- [WHAT THIS TASK INVOLVES]: Give only the number of lines in these records that contain the word "зарядки".

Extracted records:
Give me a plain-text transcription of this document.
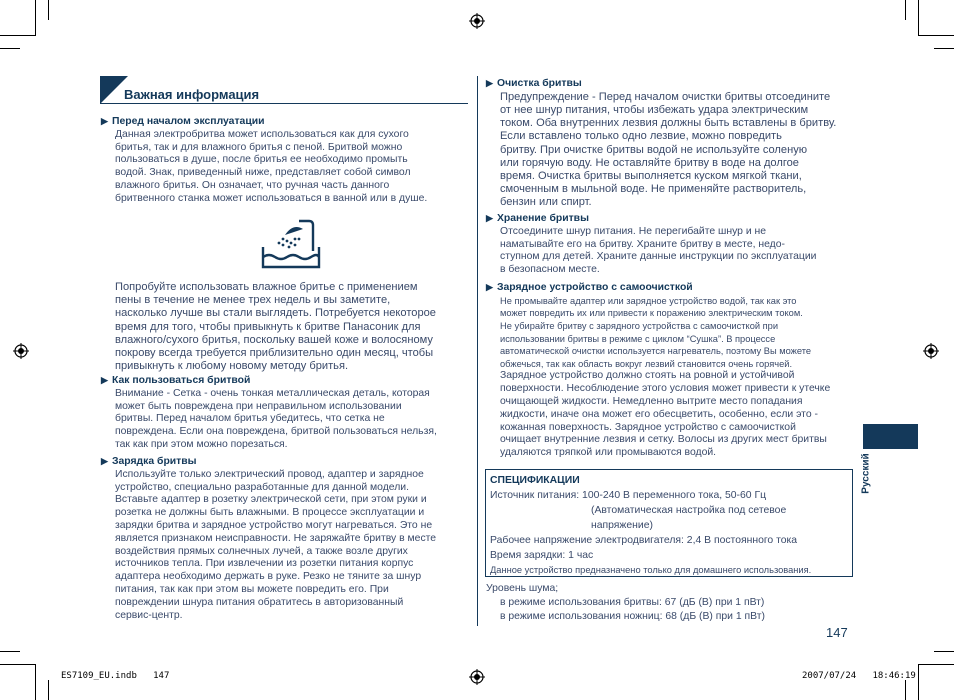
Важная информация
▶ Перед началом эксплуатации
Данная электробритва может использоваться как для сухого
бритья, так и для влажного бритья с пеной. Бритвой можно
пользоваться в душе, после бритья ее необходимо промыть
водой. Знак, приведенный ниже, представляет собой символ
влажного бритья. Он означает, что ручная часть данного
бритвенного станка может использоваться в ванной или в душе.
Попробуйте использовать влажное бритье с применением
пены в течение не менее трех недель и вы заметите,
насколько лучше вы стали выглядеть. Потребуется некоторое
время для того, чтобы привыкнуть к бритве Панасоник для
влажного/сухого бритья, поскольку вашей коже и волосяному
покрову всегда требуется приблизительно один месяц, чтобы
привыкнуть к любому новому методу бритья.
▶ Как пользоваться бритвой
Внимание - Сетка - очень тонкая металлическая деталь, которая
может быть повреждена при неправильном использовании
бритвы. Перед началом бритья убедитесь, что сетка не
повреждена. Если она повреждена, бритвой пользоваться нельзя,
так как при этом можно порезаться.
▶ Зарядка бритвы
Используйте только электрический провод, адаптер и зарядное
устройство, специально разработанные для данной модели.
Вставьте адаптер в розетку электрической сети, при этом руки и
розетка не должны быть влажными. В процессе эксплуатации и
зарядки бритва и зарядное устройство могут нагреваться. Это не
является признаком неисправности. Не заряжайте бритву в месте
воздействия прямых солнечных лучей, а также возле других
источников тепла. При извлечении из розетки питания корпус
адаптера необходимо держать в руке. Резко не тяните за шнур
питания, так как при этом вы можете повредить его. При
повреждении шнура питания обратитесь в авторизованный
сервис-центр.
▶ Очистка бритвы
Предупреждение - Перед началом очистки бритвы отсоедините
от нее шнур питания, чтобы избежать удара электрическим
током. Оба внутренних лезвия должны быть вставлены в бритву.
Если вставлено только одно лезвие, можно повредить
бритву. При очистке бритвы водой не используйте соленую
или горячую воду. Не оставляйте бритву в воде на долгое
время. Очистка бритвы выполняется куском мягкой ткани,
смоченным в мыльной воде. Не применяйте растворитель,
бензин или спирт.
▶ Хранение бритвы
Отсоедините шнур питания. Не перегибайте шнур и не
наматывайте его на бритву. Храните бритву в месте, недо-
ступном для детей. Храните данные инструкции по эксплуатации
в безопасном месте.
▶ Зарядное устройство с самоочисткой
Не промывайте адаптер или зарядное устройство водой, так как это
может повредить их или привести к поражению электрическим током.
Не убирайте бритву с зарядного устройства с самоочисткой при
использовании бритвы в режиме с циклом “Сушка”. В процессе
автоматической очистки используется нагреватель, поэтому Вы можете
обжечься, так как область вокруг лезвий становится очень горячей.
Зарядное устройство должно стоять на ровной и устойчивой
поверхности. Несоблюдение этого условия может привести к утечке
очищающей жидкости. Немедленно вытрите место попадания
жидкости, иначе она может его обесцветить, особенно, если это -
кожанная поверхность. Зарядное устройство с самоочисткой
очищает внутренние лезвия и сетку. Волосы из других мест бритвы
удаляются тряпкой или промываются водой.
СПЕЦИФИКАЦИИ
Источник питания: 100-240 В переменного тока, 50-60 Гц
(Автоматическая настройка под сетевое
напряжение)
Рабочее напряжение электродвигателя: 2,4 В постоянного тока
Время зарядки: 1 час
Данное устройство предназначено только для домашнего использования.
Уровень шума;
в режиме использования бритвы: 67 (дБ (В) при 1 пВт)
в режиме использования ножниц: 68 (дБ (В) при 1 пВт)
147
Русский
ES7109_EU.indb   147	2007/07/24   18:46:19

- [OUTPUT]: 2